* [EXERCISE]
What is needed here is an exact copy of every entry.
START SUPPLIED INFORMATION
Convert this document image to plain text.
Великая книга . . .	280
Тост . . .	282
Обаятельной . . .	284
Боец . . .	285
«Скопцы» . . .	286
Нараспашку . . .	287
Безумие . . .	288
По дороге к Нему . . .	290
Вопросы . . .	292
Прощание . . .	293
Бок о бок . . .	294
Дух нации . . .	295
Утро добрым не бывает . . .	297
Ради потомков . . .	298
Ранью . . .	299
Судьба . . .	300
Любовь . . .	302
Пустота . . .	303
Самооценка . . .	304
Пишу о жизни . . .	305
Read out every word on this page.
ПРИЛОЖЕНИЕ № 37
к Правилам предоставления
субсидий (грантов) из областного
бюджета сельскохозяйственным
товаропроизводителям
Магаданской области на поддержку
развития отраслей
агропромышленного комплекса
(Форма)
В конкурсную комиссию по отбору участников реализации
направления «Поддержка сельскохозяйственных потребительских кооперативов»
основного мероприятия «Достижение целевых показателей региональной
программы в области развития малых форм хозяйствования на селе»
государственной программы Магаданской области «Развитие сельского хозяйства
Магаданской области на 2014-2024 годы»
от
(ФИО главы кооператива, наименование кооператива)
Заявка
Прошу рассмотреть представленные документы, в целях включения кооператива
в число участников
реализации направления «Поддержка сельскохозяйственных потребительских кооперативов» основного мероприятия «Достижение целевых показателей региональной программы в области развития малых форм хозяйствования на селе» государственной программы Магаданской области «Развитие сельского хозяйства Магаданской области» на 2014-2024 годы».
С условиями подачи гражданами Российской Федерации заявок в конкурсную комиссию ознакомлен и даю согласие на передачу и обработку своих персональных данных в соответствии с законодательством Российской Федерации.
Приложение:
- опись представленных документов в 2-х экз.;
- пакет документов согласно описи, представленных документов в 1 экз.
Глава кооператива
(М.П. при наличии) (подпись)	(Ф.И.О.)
END SUPPLIED INFORMATION
* [COMPLETE ANSWER]
Convert this document image to plain text.
Великая книга . . .	280
Тост . . .	282
Обаятельной . . .	284
Боец . . .	285
«Скопцы» . . .	286
Нараспашку . . .	287
Безумие . . .	288
По дороге к Нему . . .	290
Вопросы . . .	292
Прощание . . .	293
Бок о бок . . .	294
Дух нации . . .	295
Утро добрым не бывает . . .	297
Ради потомков . . .	298
Ранью . . .	299
Судьба . . .	300
Любовь . . .	302
Пустота . . .	303
Самооценка . . .	304
Пишу о жизни . . .	305
Read out every word on this page.
ПРИЛОЖЕНИЕ № 37
к Правилам предоставления
субсидий (грантов) из областного
бюджета сельскохозяйственным
товаропроизводителям
Магаданской области на поддержку
развития отраслей
агропромышленного комплекса
(Форма)
В конкурсную комиссию по отбору участников реализации
направления «Поддержка сельскохозяйственных потребительских кооперативов»
основного мероприятия «Достижение целевых показателей региональной
программы в области развития малых форм хозяйствования на селе»
государственной программы Магаданской области «Развитие сельского хозяйства
Магаданской области на 2014-2024 годы»
от
(ФИО главы кооператива, наименование кооператива)
Заявка
Прошу рассмотреть представленные документы, в целях включения кооператива
в число участников
реализации направления «Поддержка сельскохозяйственных потребительских кооперативов» основного мероприятия «Достижение целевых показателей региональной программы в области развития малых форм хозяйствования на селе» государственной программы Магаданской области «Развитие сельского хозяйства Магаданской области» на 2014-2024 годы».
С условиями подачи гражданами Российской Федерации заявок в конкурсную комиссию ознакомлен и даю согласие на передачу и обработку своих персональных данных в соответствии с законодательством Российской Федерации.
Приложение:
- опись представленных документов в 2-х экз.;
- пакет документов согласно описи, представленных документов в 1 экз.
Глава кооператива
(М.П. при наличии) (подпись)	(Ф.И.О.)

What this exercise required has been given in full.